* **RAW RECORDS**:
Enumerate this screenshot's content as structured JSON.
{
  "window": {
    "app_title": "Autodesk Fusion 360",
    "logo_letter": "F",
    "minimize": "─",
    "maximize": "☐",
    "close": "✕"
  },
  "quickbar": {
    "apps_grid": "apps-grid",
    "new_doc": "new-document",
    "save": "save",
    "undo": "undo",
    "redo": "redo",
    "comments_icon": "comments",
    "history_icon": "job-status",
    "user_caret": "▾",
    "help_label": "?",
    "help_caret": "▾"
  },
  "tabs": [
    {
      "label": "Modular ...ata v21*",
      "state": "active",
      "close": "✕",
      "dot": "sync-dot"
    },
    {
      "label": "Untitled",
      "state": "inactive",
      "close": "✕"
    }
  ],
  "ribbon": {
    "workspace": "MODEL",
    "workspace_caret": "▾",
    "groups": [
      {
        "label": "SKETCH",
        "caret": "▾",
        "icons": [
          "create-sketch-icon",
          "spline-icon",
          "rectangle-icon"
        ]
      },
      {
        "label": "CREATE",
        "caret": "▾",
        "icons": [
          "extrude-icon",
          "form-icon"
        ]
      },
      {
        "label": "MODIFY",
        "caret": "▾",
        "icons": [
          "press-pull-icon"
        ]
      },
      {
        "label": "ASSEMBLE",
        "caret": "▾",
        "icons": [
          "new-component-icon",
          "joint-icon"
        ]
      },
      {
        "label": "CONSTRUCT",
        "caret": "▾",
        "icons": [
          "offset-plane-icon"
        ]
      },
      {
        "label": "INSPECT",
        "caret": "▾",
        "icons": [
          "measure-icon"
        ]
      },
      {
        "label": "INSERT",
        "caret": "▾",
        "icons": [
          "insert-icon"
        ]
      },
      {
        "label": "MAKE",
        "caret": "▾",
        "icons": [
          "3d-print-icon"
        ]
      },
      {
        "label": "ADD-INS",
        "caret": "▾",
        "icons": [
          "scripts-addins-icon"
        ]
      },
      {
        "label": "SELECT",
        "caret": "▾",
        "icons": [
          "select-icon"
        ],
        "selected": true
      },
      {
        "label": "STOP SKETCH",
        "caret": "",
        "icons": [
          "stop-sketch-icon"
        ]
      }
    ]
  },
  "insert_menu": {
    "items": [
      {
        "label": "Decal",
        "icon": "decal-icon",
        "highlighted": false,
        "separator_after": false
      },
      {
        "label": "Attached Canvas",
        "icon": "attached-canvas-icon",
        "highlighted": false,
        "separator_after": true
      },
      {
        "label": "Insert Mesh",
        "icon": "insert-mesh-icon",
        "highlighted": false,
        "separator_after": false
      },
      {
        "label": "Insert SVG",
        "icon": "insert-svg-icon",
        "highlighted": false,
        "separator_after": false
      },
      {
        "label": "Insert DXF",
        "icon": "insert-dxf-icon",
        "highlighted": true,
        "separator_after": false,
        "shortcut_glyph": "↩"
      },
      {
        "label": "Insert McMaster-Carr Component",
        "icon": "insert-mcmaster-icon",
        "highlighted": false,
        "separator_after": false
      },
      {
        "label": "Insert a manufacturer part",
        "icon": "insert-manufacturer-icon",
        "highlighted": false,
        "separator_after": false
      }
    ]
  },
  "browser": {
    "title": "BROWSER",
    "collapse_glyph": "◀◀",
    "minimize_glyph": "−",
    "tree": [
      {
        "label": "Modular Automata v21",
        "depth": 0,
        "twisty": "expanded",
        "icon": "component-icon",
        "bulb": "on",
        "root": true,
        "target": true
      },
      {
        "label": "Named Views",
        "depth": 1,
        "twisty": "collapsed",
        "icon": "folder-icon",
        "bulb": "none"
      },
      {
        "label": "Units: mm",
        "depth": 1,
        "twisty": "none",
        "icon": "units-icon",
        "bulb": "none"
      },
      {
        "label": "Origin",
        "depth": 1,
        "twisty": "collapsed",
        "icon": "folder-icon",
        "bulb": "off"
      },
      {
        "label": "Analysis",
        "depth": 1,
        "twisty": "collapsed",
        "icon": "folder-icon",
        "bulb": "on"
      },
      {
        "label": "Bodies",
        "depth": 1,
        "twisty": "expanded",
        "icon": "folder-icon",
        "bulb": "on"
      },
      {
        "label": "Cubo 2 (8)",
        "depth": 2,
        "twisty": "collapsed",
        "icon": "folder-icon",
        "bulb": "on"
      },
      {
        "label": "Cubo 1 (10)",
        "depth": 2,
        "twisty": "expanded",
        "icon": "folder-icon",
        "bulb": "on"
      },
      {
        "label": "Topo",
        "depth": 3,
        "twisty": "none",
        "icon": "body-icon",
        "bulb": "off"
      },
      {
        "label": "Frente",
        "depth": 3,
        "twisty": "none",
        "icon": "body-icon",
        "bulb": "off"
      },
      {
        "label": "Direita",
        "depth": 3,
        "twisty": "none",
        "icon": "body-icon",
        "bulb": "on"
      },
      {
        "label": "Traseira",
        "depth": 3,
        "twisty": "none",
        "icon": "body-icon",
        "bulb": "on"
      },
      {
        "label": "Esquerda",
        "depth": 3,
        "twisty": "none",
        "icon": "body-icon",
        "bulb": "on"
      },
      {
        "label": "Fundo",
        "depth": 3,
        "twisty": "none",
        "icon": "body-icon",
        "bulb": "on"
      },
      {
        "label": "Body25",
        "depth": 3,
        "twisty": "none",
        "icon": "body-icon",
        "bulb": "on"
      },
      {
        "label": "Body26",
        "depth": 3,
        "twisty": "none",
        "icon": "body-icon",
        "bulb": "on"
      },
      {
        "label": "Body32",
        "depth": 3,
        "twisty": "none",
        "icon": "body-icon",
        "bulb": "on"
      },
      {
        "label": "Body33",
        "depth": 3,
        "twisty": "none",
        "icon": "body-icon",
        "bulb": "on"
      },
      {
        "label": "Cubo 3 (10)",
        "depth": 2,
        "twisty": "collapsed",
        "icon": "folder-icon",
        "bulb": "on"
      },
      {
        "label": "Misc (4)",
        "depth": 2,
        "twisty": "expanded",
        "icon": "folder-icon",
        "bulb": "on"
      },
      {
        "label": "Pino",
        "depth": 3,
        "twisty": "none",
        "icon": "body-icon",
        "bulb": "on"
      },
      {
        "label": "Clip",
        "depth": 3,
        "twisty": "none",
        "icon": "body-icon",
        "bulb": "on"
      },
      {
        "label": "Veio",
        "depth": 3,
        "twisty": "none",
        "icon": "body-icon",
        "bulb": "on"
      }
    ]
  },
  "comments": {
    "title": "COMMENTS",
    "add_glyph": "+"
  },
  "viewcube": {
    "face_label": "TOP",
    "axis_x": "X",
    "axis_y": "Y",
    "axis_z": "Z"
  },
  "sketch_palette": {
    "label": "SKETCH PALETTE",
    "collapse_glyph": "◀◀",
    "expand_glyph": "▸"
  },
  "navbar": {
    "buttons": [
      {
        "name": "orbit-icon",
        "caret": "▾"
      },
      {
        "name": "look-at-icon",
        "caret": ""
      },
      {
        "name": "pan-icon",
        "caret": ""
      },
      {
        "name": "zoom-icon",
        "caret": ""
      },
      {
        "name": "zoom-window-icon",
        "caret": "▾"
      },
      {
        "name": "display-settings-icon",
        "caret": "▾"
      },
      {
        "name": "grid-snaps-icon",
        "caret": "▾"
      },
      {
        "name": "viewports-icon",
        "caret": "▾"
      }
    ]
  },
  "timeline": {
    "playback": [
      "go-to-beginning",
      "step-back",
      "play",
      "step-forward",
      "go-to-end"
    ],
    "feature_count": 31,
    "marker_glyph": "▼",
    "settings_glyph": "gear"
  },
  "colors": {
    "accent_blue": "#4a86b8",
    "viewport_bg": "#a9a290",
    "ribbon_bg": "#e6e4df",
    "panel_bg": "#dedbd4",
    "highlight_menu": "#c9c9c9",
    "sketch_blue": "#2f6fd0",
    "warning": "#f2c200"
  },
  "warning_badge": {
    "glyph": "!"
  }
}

--

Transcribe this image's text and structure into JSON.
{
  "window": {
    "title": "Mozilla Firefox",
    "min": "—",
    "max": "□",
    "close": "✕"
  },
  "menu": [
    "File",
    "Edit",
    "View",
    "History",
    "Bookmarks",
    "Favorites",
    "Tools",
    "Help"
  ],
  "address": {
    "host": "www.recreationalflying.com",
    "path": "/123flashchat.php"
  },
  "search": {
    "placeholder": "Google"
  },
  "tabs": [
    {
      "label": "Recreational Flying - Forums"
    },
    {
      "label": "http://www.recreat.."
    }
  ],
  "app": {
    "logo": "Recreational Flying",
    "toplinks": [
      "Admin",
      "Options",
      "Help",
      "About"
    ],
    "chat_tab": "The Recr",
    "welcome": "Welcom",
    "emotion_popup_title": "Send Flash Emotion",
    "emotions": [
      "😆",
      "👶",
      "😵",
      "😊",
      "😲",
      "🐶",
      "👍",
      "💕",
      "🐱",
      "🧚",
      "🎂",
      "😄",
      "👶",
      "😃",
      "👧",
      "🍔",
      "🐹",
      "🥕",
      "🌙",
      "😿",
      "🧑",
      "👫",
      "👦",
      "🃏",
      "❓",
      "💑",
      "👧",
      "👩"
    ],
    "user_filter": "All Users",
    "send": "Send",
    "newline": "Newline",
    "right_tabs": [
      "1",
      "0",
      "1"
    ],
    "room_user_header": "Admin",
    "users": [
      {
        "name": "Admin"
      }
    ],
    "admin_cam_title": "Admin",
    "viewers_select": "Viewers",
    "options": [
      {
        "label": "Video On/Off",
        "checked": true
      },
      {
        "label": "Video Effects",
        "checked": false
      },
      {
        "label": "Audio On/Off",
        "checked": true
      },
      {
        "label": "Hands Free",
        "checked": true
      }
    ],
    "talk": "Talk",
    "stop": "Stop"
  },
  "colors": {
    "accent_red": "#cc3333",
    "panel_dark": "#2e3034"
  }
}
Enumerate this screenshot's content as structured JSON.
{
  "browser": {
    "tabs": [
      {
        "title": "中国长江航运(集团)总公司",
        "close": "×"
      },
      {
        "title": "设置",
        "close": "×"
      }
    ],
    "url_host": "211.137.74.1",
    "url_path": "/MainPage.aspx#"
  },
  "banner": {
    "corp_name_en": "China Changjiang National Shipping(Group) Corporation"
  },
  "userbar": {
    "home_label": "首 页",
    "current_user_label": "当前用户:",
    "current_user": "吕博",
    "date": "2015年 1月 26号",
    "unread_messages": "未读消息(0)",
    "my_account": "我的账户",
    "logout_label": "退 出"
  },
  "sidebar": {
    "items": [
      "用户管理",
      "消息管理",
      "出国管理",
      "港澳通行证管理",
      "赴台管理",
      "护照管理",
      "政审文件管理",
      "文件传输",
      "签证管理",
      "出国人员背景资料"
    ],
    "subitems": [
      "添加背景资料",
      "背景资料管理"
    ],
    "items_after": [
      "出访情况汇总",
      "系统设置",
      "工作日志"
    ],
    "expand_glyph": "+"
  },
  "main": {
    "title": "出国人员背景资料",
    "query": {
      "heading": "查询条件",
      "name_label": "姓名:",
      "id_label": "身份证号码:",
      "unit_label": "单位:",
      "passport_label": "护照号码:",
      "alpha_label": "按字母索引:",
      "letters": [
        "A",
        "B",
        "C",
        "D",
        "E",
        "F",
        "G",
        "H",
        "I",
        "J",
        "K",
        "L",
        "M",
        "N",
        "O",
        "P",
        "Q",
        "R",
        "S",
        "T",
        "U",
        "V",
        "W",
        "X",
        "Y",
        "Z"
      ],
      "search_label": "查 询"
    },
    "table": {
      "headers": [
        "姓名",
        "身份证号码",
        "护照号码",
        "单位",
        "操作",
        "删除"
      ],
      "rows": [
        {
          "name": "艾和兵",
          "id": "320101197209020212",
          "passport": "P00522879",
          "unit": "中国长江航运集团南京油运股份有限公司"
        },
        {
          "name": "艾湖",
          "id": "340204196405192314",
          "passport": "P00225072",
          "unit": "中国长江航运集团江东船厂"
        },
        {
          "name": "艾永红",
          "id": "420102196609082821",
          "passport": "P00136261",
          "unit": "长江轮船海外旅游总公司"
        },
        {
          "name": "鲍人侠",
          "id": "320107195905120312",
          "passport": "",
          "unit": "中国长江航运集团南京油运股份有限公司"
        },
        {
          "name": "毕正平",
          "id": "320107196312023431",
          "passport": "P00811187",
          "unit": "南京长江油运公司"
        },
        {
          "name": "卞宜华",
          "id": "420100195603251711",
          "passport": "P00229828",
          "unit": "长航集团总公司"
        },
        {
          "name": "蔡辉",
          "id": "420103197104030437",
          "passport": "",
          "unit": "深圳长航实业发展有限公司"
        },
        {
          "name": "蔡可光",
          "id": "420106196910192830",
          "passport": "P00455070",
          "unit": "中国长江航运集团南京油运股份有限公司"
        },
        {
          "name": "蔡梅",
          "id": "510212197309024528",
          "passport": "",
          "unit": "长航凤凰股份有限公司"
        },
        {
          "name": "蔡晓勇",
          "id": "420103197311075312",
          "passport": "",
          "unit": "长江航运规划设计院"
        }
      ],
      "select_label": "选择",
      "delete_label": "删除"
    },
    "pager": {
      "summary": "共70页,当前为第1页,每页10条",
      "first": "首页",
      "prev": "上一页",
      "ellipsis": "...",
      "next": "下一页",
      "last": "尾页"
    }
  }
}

* **AIM**: Report all lines of the material that contain the word "Cubo".

* **SOLUTION FOR THIS PROBLEM**:
        "label": "Cubo 2 (8)",
        "label": "Cubo 1 (10)",
        "label": "Cubo 3 (10)",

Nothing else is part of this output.